*EXERCISE PROMPT*
In the entries that follow, how many lines hold the string "Elements"? Give only that number.

*SUPPLIED INFORMATION*
○ ○ ○ ○ ○
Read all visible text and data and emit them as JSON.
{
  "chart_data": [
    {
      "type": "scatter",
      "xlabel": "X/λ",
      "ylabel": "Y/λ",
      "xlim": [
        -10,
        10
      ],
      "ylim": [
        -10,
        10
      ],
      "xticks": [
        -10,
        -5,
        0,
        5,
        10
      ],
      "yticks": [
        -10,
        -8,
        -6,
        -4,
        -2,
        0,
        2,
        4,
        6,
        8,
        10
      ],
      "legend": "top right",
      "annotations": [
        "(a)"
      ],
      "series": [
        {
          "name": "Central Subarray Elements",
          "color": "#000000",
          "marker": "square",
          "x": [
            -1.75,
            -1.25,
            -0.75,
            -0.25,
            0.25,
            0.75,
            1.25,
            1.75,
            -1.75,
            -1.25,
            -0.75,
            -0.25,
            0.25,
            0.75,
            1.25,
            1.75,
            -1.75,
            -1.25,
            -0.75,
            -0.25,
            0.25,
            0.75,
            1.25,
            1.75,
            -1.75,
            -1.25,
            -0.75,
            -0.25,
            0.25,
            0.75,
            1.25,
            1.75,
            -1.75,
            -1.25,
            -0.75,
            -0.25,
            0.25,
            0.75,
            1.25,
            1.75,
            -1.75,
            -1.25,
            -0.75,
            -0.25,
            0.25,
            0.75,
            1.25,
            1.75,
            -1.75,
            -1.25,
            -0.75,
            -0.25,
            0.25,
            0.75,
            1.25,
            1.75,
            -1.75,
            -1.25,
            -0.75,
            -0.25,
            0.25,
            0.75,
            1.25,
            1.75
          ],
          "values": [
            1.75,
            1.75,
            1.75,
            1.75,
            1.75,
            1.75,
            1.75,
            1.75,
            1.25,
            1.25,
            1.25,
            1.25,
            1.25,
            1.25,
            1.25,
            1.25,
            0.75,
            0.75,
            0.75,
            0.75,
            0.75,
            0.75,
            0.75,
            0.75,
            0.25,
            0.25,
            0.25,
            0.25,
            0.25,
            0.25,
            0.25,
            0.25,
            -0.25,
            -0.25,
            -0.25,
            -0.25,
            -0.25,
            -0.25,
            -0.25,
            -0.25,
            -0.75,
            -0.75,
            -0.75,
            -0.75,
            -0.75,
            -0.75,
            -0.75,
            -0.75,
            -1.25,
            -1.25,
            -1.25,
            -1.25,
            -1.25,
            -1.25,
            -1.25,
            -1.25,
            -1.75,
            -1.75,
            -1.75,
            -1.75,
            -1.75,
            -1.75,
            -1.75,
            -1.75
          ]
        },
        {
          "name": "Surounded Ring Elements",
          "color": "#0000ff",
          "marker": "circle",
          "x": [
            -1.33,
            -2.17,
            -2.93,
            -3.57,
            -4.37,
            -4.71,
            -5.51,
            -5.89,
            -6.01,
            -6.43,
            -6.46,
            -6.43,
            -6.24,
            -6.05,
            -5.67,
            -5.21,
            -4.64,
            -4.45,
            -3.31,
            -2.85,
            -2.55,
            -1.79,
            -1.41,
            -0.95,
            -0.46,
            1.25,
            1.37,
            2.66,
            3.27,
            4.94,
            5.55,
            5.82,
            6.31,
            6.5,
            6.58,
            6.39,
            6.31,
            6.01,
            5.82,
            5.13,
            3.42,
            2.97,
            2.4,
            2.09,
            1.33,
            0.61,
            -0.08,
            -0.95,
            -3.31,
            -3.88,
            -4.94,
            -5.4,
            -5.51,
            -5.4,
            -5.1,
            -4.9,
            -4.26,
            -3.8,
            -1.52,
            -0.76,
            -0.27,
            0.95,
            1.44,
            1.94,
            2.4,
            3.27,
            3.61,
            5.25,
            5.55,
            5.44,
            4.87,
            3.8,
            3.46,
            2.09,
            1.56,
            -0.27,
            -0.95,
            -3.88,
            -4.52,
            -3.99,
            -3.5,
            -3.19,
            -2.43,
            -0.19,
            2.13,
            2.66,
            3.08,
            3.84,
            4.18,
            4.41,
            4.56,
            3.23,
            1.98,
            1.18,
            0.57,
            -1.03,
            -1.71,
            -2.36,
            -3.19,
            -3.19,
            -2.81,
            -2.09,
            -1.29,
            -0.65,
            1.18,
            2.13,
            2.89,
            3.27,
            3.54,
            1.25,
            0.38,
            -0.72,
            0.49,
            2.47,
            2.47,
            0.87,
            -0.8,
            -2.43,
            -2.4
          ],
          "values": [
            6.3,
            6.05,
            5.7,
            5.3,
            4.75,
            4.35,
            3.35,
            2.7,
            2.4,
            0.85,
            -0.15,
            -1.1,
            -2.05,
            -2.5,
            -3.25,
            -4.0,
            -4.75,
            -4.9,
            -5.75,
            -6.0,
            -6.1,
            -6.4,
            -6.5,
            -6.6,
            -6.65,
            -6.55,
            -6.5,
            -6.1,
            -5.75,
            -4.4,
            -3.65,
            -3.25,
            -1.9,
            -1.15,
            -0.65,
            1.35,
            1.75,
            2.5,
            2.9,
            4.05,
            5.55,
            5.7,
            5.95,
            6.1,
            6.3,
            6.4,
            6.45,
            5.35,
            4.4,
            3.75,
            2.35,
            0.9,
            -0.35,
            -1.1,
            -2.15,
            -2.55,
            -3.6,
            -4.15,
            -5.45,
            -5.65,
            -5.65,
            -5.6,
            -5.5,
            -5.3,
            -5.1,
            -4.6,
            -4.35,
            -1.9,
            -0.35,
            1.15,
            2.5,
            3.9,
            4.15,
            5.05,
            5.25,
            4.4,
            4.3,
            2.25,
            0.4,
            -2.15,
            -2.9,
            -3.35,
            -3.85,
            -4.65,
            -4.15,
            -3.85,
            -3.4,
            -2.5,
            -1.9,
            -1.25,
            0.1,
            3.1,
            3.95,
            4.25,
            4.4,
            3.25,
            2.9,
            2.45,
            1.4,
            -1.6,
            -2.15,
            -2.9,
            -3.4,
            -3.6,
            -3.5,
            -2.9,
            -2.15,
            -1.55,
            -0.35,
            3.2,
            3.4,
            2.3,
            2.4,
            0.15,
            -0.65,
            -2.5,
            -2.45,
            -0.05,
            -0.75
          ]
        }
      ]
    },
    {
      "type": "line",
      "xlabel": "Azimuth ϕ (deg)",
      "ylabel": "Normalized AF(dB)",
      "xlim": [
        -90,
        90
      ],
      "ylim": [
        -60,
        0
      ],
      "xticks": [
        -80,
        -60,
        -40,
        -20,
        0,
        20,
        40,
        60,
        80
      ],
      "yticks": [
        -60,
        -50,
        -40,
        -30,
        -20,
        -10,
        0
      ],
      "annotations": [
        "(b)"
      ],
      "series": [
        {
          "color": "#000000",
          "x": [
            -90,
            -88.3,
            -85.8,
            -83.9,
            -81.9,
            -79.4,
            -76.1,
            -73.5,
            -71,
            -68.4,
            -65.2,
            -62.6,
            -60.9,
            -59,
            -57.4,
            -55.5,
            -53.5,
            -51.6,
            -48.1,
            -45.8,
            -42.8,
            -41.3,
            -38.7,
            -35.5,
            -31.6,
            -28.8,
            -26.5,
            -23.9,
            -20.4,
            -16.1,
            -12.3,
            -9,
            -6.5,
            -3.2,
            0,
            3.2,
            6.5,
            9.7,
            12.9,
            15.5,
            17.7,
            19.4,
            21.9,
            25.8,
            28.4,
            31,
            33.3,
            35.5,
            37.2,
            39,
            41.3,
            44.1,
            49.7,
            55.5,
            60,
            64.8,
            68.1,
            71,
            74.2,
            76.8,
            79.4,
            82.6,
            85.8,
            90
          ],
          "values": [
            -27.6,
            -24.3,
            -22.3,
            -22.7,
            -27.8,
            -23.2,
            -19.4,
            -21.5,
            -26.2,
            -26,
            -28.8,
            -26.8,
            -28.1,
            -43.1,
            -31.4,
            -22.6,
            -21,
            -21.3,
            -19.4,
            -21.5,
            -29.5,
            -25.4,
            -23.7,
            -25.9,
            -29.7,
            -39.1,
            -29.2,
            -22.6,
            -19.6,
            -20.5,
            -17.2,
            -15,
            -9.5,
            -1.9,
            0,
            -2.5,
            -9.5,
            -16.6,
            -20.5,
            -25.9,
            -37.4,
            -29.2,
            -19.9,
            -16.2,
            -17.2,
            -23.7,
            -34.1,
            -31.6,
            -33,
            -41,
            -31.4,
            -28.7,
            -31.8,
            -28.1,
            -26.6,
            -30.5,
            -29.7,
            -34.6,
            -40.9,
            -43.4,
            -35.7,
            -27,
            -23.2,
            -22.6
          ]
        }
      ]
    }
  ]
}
○ ○ ○ ○ ○
*COMPLETED TASK*
2